* start Input data *

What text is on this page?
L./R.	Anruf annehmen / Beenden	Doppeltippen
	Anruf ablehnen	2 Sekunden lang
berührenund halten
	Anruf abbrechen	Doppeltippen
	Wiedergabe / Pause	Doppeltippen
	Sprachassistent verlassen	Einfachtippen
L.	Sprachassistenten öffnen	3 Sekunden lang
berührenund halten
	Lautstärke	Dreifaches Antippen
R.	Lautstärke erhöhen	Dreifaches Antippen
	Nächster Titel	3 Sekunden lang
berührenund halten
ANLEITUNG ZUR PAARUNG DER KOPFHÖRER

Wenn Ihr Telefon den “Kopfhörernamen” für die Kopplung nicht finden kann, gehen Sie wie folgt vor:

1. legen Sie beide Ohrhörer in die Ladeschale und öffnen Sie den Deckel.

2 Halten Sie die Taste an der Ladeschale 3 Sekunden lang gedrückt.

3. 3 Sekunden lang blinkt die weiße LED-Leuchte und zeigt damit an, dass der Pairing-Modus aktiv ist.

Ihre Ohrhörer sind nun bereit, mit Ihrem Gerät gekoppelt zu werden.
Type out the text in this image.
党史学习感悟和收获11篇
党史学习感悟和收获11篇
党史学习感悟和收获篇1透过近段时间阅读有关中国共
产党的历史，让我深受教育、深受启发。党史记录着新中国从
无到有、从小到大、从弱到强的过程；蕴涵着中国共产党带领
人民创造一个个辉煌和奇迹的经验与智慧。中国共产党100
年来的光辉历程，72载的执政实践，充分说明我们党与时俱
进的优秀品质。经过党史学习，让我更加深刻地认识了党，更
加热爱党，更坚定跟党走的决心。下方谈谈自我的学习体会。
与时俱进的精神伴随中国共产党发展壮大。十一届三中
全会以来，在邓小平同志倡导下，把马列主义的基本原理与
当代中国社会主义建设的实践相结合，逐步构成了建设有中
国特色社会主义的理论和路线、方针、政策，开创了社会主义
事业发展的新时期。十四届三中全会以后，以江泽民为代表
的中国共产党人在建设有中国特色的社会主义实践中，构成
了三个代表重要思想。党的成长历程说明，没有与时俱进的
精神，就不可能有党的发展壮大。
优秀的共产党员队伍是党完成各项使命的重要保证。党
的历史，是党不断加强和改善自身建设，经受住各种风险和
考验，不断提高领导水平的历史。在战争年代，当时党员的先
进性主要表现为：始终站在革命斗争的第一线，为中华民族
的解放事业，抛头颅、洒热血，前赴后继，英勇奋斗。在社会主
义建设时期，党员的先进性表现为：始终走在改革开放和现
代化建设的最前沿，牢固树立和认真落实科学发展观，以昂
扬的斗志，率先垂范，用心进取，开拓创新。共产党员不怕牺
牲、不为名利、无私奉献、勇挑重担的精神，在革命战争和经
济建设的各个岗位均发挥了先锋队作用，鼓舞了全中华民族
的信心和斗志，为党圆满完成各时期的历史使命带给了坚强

* end Input data *

-- What you need to do --
Write out the material exactly as given.

-- Output below --
What text is on this page?
L./R.	Anruf annehmen / Beenden	Doppeltippen
	Anruf ablehnen	2 Sekunden lang
berührenund halten
	Anruf abbrechen	Doppeltippen
	Wiedergabe / Pause	Doppeltippen
	Sprachassistent verlassen	Einfachtippen
L.	Sprachassistenten öffnen	3 Sekunden lang
berührenund halten
	Lautstärke	Dreifaches Antippen
R.	Lautstärke erhöhen	Dreifaches Antippen
	Nächster Titel	3 Sekunden lang
berührenund halten
ANLEITUNG ZUR PAARUNG DER KOPFHÖRER

Wenn Ihr Telefon den “Kopfhörernamen” für die Kopplung nicht finden kann, gehen Sie wie folgt vor:

1. legen Sie beide Ohrhörer in die Ladeschale und öffnen Sie den Deckel.

2 Halten Sie die Taste an der Ladeschale 3 Sekunden lang gedrückt.

3. 3 Sekunden lang blinkt die weiße LED-Leuchte und zeigt damit an, dass der Pairing-Modus aktiv ist.

Ihre Ohrhörer sind nun bereit, mit Ihrem Gerät gekoppelt zu werden.
Type out the text in this image.
党史学习感悟和收获11篇
党史学习感悟和收获11篇
党史学习感悟和收获篇1透过近段时间阅读有关中国共
产党的历史，让我深受教育、深受启发。党史记录着新中国从
无到有、从小到大、从弱到强的过程；蕴涵着中国共产党带领
人民创造一个个辉煌和奇迹的经验与智慧。中国共产党100
年来的光辉历程，72载的执政实践，充分说明我们党与时俱
进的优秀品质。经过党史学习，让我更加深刻地认识了党，更
加热爱党，更坚定跟党走的决心。下方谈谈自我的学习体会。
与时俱进的精神伴随中国共产党发展壮大。十一届三中
全会以来，在邓小平同志倡导下，把马列主义的基本原理与
当代中国社会主义建设的实践相结合，逐步构成了建设有中
国特色社会主义的理论和路线、方针、政策，开创了社会主义
事业发展的新时期。十四届三中全会以后，以江泽民为代表
的中国共产党人在建设有中国特色的社会主义实践中，构成
了三个代表重要思想。党的成长历程说明，没有与时俱进的
精神，就不可能有党的发展壮大。
优秀的共产党员队伍是党完成各项使命的重要保证。党
的历史，是党不断加强和改善自身建设，经受住各种风险和
考验，不断提高领导水平的历史。在战争年代，当时党员的先
进性主要表现为：始终站在革命斗争的第一线，为中华民族
的解放事业，抛头颅、洒热血，前赴后继，英勇奋斗。在社会主
义建设时期，党员的先进性表现为：始终走在改革开放和现
代化建设的最前沿，牢固树立和认真落实科学发展观，以昂
扬的斗志，率先垂范，用心进取，开拓创新。共产党员不怕牺
牲、不为名利、无私奉献、勇挑重担的精神，在革命战争和经
济建设的各个岗位均发挥了先锋队作用，鼓舞了全中华民族
的信心和斗志，为党圆满完成各时期的历史使命带给了坚强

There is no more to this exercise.